STATED EXERCISE: Return the listing below verbatim. Pictures do not belong in the copy.

DATA EXTRACT:

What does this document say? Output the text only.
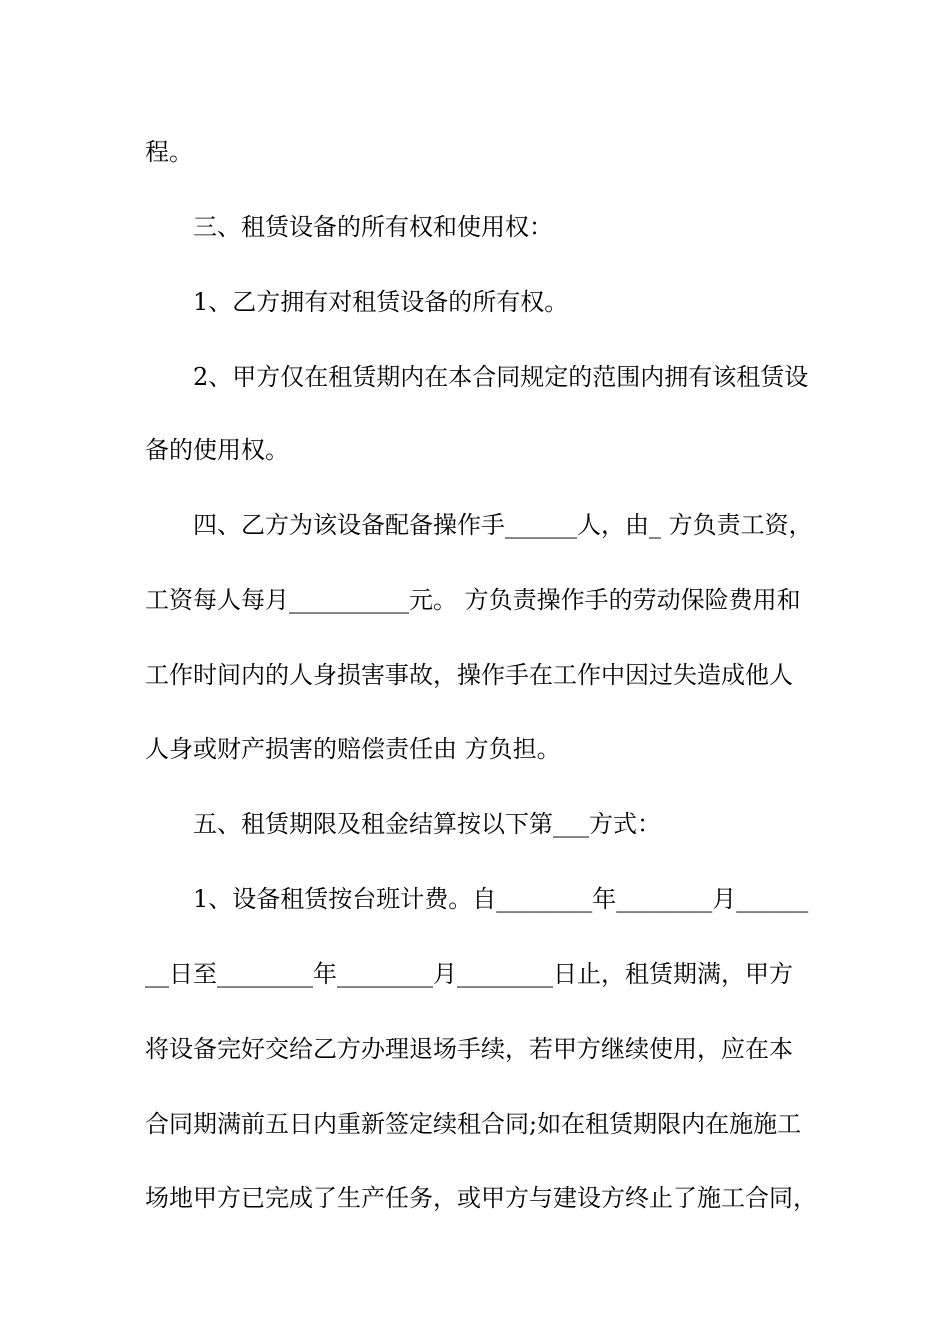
程。
三、租赁设备的所有权和使用权：
1、乙方拥有对租赁设备的所有权。
2、甲方仅在租赁期内在本合同规定的范围内拥有该租赁设
备的使用权。
四、乙方为该设备配备操作手______人，由_ 方负责工资，
工资每人每月__________元。 方负责操作手的劳动保险费用和
工作时间内的人身损害事故，操作手在工作中因过失造成他人
人身或财产损害的赔偿责任由 方负担。
五、租赁期限及租金结算按以下第___方式：
1、设备租赁按台班计费。自________年________月______
__日至________年________月________日止，租赁期满，甲方
将设备完好交给乙方办理退场手续，若甲方继续使用，应在本
合同期满前五日内重新签定续租合同;如在租赁期限内在施施工
场地甲方已完成了生产任务，或甲方与建设方终止了施工合同，
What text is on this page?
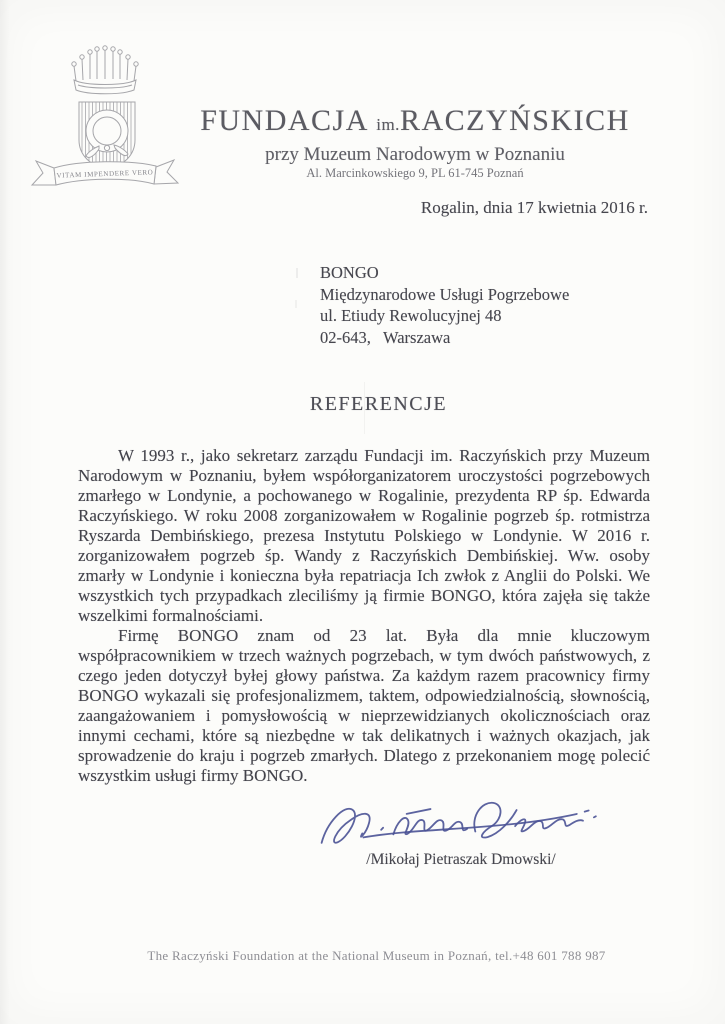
VITAM IMPENDERE VERO
FUNDACJA im.RACZYŃSKICH
przy Muzeum Narodowym w Poznaniu
Al. Marcinkowskiego 9, PL 61-745 Poznań
Rogalin, dnia 17 kwietnia 2016 r.
BONGO
Międzynarodowe Usługi Pogrzebowe
ul. Etiudy Rewolucyjnej 48
02-643,   Warszawa
REFERENCJE

W 1993 r., jako sekretarz zarządu Fundacji im. Raczyńskich przy Muzeum Narodowym w Poznaniu, byłem współorganizatorem uroczystości pogrzebowych zmarłego w Londynie, a pochowanego w Rogalinie, prezydenta RP śp. Edwarda Raczyńskiego. W roku 2008 zorganizowałem w Rogalinie pogrzeb śp. rotmistrza Ryszarda Dembińskiego, prezesa Instytutu Polskiego w Londynie. W 2016 r. zorganizowałem pogrzeb śp. Wandy z Raczyńskich Dembińskiej. Ww. osoby zmarły w Londynie i konieczna była repatriacja Ich zwłok z Anglii do Polski. We wszystkich tych przypadkach zleciliśmy ją firmie BONGO, która zajęła się także wszelkimi formalnościami.

Firmę BONGO znam od 23 lat. Była dla mnie kluczowym współpracownikiem w trzech ważnych pogrzebach, w tym dwóch państwowych, z czego jeden dotyczył byłej głowy państwa. Za każdym razem pracownicy firmy BONGO wykazali się profesjonalizmem, taktem, odpowiedzialnością, słownością, zaangażowaniem i pomysłowością w nieprzewidzianych okolicznościach oraz innymi cechami, które są niezbędne w tak delikatnych i ważnych okazjach, jak sprowadzenie do kraju i pogrzeb zmarłych. Dlatego z przekonaniem mogę polecić wszystkim usługi firmy BONGO.

/Mikołaj Pietraszak Dmowski/
The Raczyński Foundation at the National Museum in Poznań, tel.+48 601 788 987
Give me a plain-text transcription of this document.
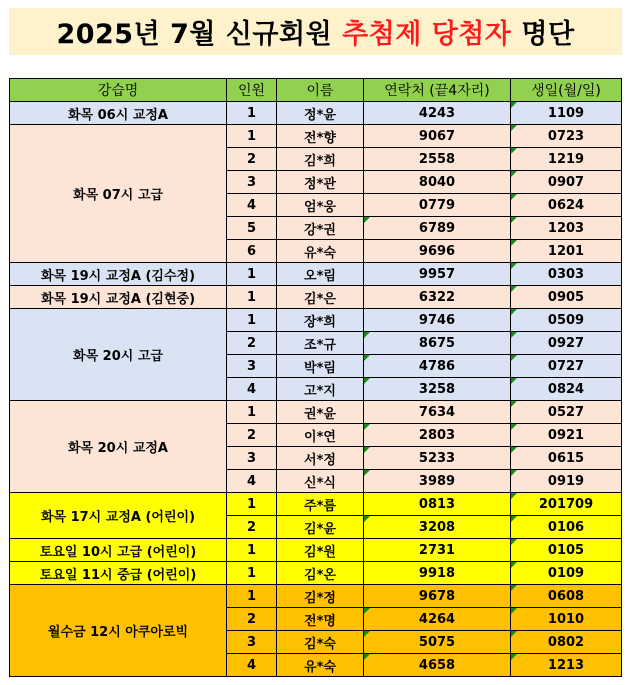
2025년 7월 신규회원
추첨제 당첨자
명단
강습명	인원	이름	연락처 (끝4자리)	생일(월/일)
화목 06시 교정A	1	정*윤	4243	1109
화목 07시 고급	1	전*향	9067	0723
	2	김*희	2558	1219
	3	정*관	8040	0907
	4	엄*웅	0779	0624
	5	강*권	6789	1203
	6	유*숙	9696	1201
화목 19시 교정A (김수정)	1	오*림	9957	0303
화목 19시 교정A (김현중)	1	김*은	6322	0905
화목 20시 고급	1	장*희	9746	0509
	2	조*규	8675	0927
	3	박*림	4786	0727
	4	고*지	3258	0824
화목 20시 교정A	1	권*윤	7634	0527
	2	이*연	2803	0921
	3	서*정	5233	0615
	4	신*식	3989	0919
화목 17시 교정A (어린이)	1	주*름	0813	201709
	2	김*윤	3208	0106
토요일 10시 고급 (어린이)	1	김*원	2731	0105
토요일 11시 중급 (어린이)	1	김*온	9918	0109
월수금 12시 아쿠아로빅	1	김*정	9678	0608
	2	전*명	4264	1010
	3	김*숙	5075	0802
	4	유*숙	4658	1213
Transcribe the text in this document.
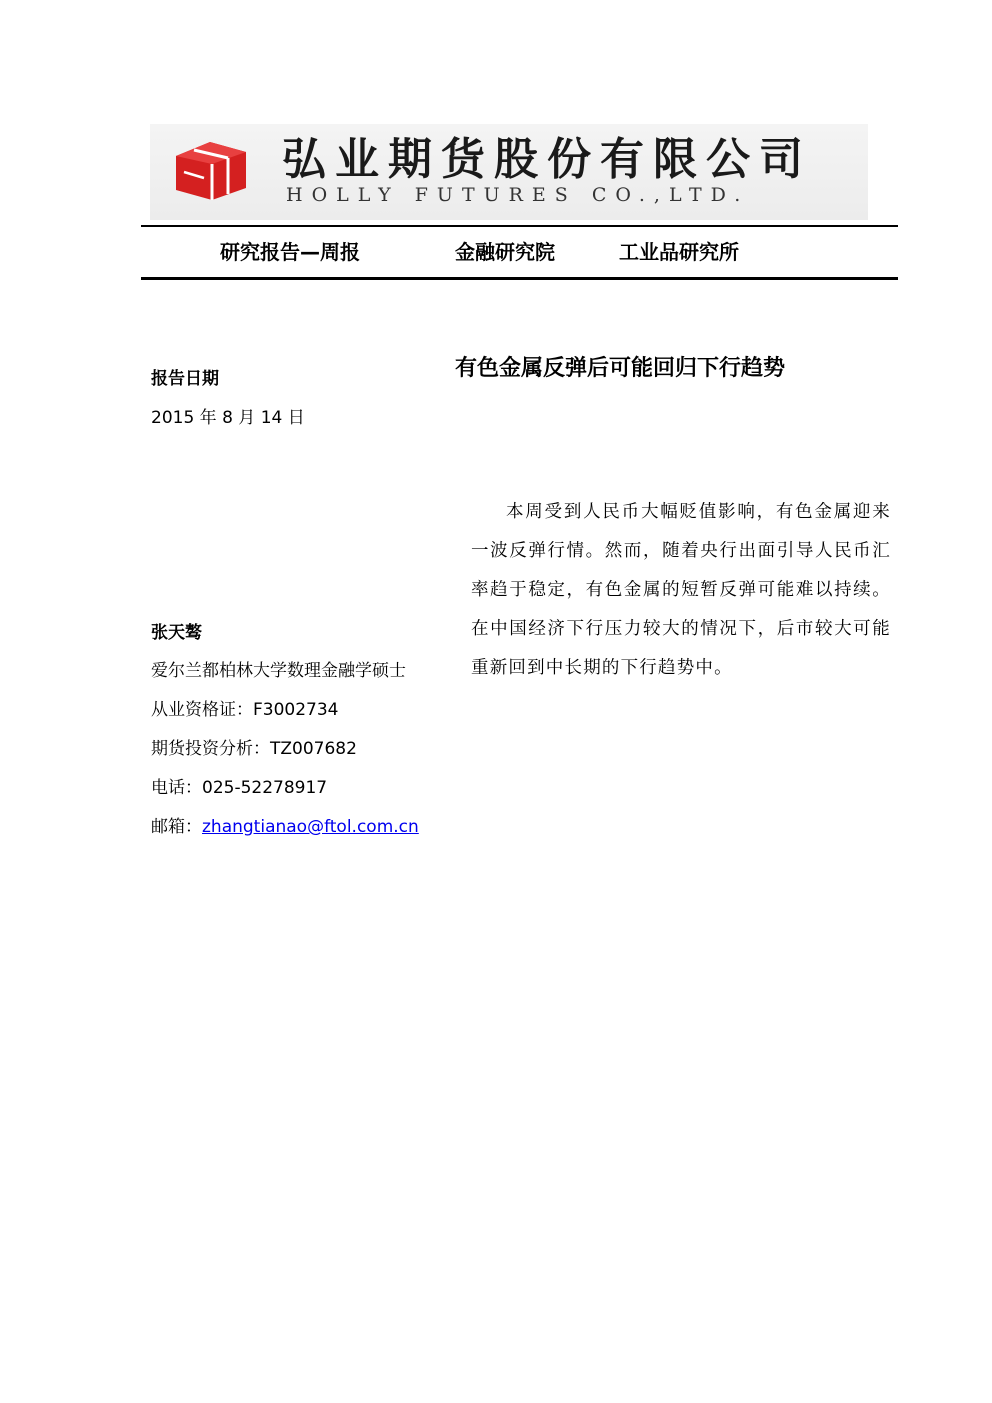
弘业期货股份有限公司
HOLLY FUTURES CO.,LTD.
研究报告—周报	金融研究院	工业品研究所
报告日期
2015 年 8 月 14 日
有色金属反弹后可能回归下行趋势

本周受到人民币大幅贬值影响，有色金属迎来一波反弹行情。然而，随着央行出面引导人民币汇率趋于稳定，有色金属的短暂反弹可能难以持续。在中国经济下行压力较大的情况下，后市较大可能重新回到中长期的下行趋势中。

张天骜
爱尔兰都柏林大学数理金融学硕士
从业资格证：F3002734
期货投资分析：TZ007682
电话：025-52278917
邮箱：zhangtianao@ftol.com.cn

RESULT OF THIS EXERCISE:
What does this document say? Output the text only.
程。
三、租赁设备的所有权和使用权：
1、乙方拥有对租赁设备的所有权。
2、甲方仅在租赁期内在本合同规定的范围内拥有该租赁设
备的使用权。
四、乙方为该设备配备操作手______人，由_ 方负责工资，
工资每人每月__________元。 方负责操作手的劳动保险费用和
工作时间内的人身损害事故，操作手在工作中因过失造成他人
人身或财产损害的赔偿责任由 方负担。
五、租赁期限及租金结算按以下第___方式：
1、设备租赁按台班计费。自________年________月______
__日至________年________月________日止，租赁期满，甲方
将设备完好交给乙方办理退场手续，若甲方继续使用，应在本
合同期满前五日内重新签定续租合同;如在租赁期限内在施施工
场地甲方已完成了生产任务，或甲方与建设方终止了施工合同，
What text is on this page?
VITAM IMPENDERE VERO
FUNDACJA im.RACZYŃSKICH
przy Muzeum Narodowym w Poznaniu
Al. Marcinkowskiego 9, PL 61-745 Poznań
Rogalin, dnia 17 kwietnia 2016 r.
BONGO
Międzynarodowe Usługi Pogrzebowe
ul. Etiudy Rewolucyjnej 48
02-643,   Warszawa
REFERENCJE

W 1993 r., jako sekretarz zarządu Fundacji im. Raczyńskich przy Muzeum Narodowym w Poznaniu, byłem współorganizatorem uroczystości pogrzebowych zmarłego w Londynie, a pochowanego w Rogalinie, prezydenta RP śp. Edwarda Raczyńskiego. W roku 2008 zorganizowałem w Rogalinie pogrzeb śp. rotmistrza Ryszarda Dembińskiego, prezesa Instytutu Polskiego w Londynie. W 2016 r. zorganizowałem pogrzeb śp. Wandy z Raczyńskich Dembińskiej. Ww. osoby zmarły w Londynie i konieczna była repatriacja Ich zwłok z Anglii do Polski. We wszystkich tych przypadkach zleciliśmy ją firmie BONGO, która zajęła się także wszelkimi formalnościami.

Firmę BONGO znam od 23 lat. Była dla mnie kluczowym współpracownikiem w trzech ważnych pogrzebach, w tym dwóch państwowych, z czego jeden dotyczył byłej głowy państwa. Za każdym razem pracownicy firmy BONGO wykazali się profesjonalizmem, taktem, odpowiedzialnością, słownością, zaangażowaniem i pomysłowością w nieprzewidzianych okolicznościach oraz innymi cechami, które są niezbędne w tak delikatnych i ważnych okazjach, jak sprowadzenie do kraju i pogrzeb zmarłych. Dlatego z przekonaniem mogę polecić wszystkim usługi firmy BONGO.

/Mikołaj Pietraszak Dmowski/
The Raczyński Foundation at the National Museum in Poznań, tel.+48 601 788 987
Give me a plain-text transcription of this document.
2025년 7월 신규회원
추첨제 당첨자
명단
강습명	인원	이름	연락처 (끝4자리)	생일(월/일)
화목 06시 교정A	1	정*윤	4243	1109
화목 07시 고급	1	전*향	9067	0723
	2	김*희	2558	1219
	3	정*관	8040	0907
	4	엄*웅	0779	0624
	5	강*권	6789	1203
	6	유*숙	9696	1201
화목 19시 교정A (김수정)	1	오*림	9957	0303
화목 19시 교정A (김현중)	1	김*은	6322	0905
화목 20시 고급	1	장*희	9746	0509
	2	조*규	8675	0927
	3	박*림	4786	0727
	4	고*지	3258	0824
화목 20시 교정A	1	권*윤	7634	0527
	2	이*연	2803	0921
	3	서*정	5233	0615
	4	신*식	3989	0919
화목 17시 교정A (어린이)	1	주*름	0813	201709
	2	김*윤	3208	0106
토요일 10시 고급 (어린이)	1	김*원	2731	0105
토요일 11시 중급 (어린이)	1	김*온	9918	0109
월수금 12시 아쿠아로빅	1	김*정	9678	0608
	2	전*명	4264	1010
	3	김*숙	5075	0802
	4	유*숙	4658	1213
Transcribe the text in this document.
弘业期货股份有限公司
HOLLY FUTURES CO.,LTD.
研究报告—周报	金融研究院	工业品研究所
报告日期
2015 年 8 月 14 日
有色金属反弹后可能回归下行趋势

本周受到人民币大幅贬值影响，有色金属迎来一波反弹行情。然而，随着央行出面引导人民币汇率趋于稳定，有色金属的短暂反弹可能难以持续。在中国经济下行压力较大的情况下，后市较大可能重新回到中长期的下行趋势中。

张天骜
爱尔兰都柏林大学数理金融学硕士
从业资格证：F3002734
期货投资分析：TZ007682
电话：025-52278917
邮箱：zhangtianao@ftol.com.cn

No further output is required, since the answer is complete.